■ Records for processing
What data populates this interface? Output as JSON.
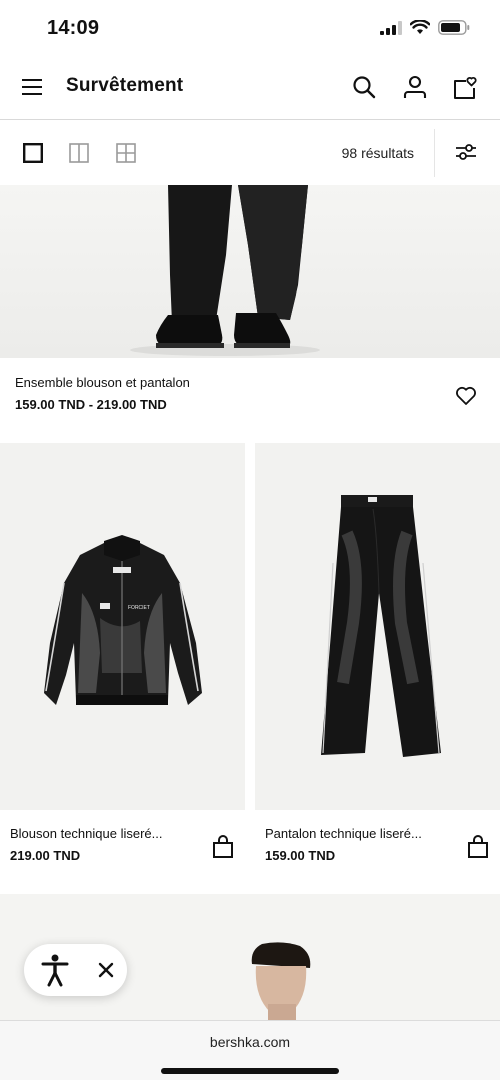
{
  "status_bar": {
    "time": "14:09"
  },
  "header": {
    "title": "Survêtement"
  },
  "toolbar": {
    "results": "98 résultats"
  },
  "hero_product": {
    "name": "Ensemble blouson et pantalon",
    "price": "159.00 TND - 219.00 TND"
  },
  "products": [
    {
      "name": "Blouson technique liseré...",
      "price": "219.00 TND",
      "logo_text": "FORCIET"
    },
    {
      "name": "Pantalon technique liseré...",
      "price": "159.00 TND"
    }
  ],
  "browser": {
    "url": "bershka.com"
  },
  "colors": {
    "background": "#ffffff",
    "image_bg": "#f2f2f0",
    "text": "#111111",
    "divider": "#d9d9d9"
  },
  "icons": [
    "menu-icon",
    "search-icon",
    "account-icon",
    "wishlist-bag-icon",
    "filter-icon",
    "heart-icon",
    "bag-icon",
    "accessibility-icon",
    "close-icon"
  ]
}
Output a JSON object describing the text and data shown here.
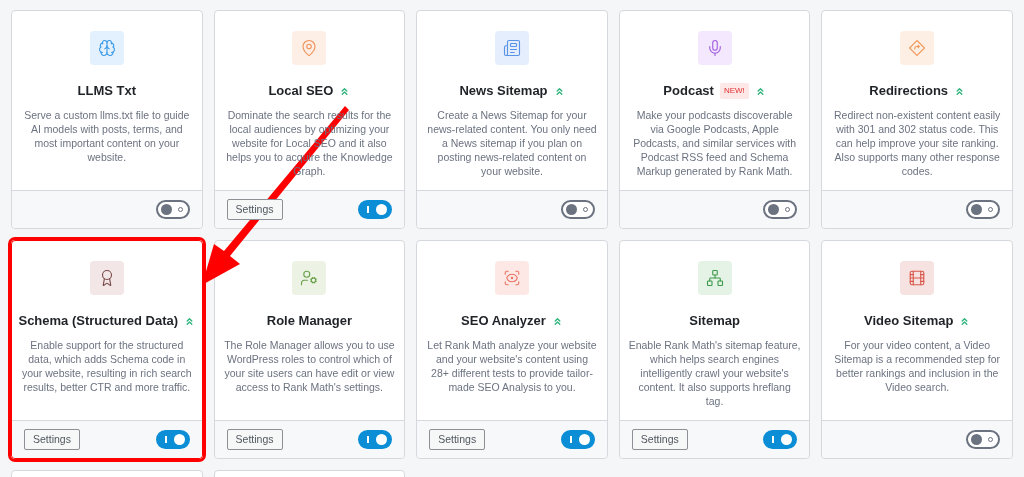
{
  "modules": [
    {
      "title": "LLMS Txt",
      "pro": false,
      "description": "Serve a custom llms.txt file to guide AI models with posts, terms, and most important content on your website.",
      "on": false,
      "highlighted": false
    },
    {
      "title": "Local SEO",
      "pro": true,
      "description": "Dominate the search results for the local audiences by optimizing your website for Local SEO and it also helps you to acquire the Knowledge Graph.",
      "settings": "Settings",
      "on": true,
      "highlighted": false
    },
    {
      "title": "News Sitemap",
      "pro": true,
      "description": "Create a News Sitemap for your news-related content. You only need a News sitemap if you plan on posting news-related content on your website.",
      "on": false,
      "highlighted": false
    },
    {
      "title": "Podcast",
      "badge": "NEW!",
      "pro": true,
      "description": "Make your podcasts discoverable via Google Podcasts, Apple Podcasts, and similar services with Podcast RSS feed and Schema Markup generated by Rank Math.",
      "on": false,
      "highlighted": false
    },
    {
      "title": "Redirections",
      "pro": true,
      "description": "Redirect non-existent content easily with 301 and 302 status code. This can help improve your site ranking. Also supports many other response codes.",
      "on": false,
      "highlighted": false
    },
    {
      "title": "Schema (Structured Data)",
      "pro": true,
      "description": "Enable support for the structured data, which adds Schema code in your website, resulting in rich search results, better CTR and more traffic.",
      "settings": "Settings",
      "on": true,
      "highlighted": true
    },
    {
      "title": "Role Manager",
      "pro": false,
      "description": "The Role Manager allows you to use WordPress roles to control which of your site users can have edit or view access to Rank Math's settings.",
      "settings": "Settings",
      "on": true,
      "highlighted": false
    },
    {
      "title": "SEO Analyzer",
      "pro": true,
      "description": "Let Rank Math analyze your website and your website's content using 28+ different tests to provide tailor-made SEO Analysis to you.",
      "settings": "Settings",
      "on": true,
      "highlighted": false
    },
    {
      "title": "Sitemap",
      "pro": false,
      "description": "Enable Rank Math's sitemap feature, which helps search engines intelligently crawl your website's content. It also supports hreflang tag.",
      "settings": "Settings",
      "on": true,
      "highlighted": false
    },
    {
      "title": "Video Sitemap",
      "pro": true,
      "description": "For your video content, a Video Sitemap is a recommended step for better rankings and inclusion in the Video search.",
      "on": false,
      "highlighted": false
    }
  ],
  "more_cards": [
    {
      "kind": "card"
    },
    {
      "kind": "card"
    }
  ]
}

■ Task brief
Would you set down the listing exactly, omitting pictures?

■ Task response
What data populates this interface? Output as JSON.
{
  "status_bar": {
    "time": "14:09"
  },
  "header": {
    "title": "Survêtement"
  },
  "toolbar": {
    "results": "98 résultats"
  },
  "hero_product": {
    "name": "Ensemble blouson et pantalon",
    "price": "159.00 TND - 219.00 TND"
  },
  "products": [
    {
      "name": "Blouson technique liseré...",
      "price": "219.00 TND",
      "logo_text": "FORCIET"
    },
    {
      "name": "Pantalon technique liseré...",
      "price": "159.00 TND"
    }
  ],
  "browser": {
    "url": "bershka.com"
  },
  "colors": {
    "background": "#ffffff",
    "image_bg": "#f2f2f0",
    "text": "#111111",
    "divider": "#d9d9d9"
  },
  "icons": [
    "menu-icon",
    "search-icon",
    "account-icon",
    "wishlist-bag-icon",
    "filter-icon",
    "heart-icon",
    "bag-icon",
    "accessibility-icon",
    "close-icon"
  ]
}
Output a JSON object describing the text and data shown here.
{
  "modules": [
    {
      "title": "LLMS Txt",
      "pro": false,
      "description": "Serve a custom llms.txt file to guide AI models with posts, terms, and most important content on your website.",
      "on": false,
      "highlighted": false
    },
    {
      "title": "Local SEO",
      "pro": true,
      "description": "Dominate the search results for the local audiences by optimizing your website for Local SEO and it also helps you to acquire the Knowledge Graph.",
      "settings": "Settings",
      "on": true,
      "highlighted": false
    },
    {
      "title": "News Sitemap",
      "pro": true,
      "description": "Create a News Sitemap for your news-related content. You only need a News sitemap if you plan on posting news-related content on your website.",
      "on": false,
      "highlighted": false
    },
    {
      "title": "Podcast",
      "badge": "NEW!",
      "pro": true,
      "description": "Make your podcasts discoverable via Google Podcasts, Apple Podcasts, and similar services with Podcast RSS feed and Schema Markup generated by Rank Math.",
      "on": false,
      "highlighted": false
    },
    {
      "title": "Redirections",
      "pro": true,
      "description": "Redirect non-existent content easily with 301 and 302 status code. This can help improve your site ranking. Also supports many other response codes.",
      "on": false,
      "highlighted": false
    },
    {
      "title": "Schema (Structured Data)",
      "pro": true,
      "description": "Enable support for the structured data, which adds Schema code in your website, resulting in rich search results, better CTR and more traffic.",
      "settings": "Settings",
      "on": true,
      "highlighted": true
    },
    {
      "title": "Role Manager",
      "pro": false,
      "description": "The Role Manager allows you to use WordPress roles to control which of your site users can have edit or view access to Rank Math's settings.",
      "settings": "Settings",
      "on": true,
      "highlighted": false
    },
    {
      "title": "SEO Analyzer",
      "pro": true,
      "description": "Let Rank Math analyze your website and your website's content using 28+ different tests to provide tailor-made SEO Analysis to you.",
      "settings": "Settings",
      "on": true,
      "highlighted": false
    },
    {
      "title": "Sitemap",
      "pro": false,
      "description": "Enable Rank Math's sitemap feature, which helps search engines intelligently crawl your website's content. It also supports hreflang tag.",
      "settings": "Settings",
      "on": true,
      "highlighted": false
    },
    {
      "title": "Video Sitemap",
      "pro": true,
      "description": "For your video content, a Video Sitemap is a recommended step for better rankings and inclusion in the Video search.",
      "on": false,
      "highlighted": false
    }
  ],
  "more_cards": [
    {
      "kind": "card"
    },
    {
      "kind": "card"
    }
  ]
}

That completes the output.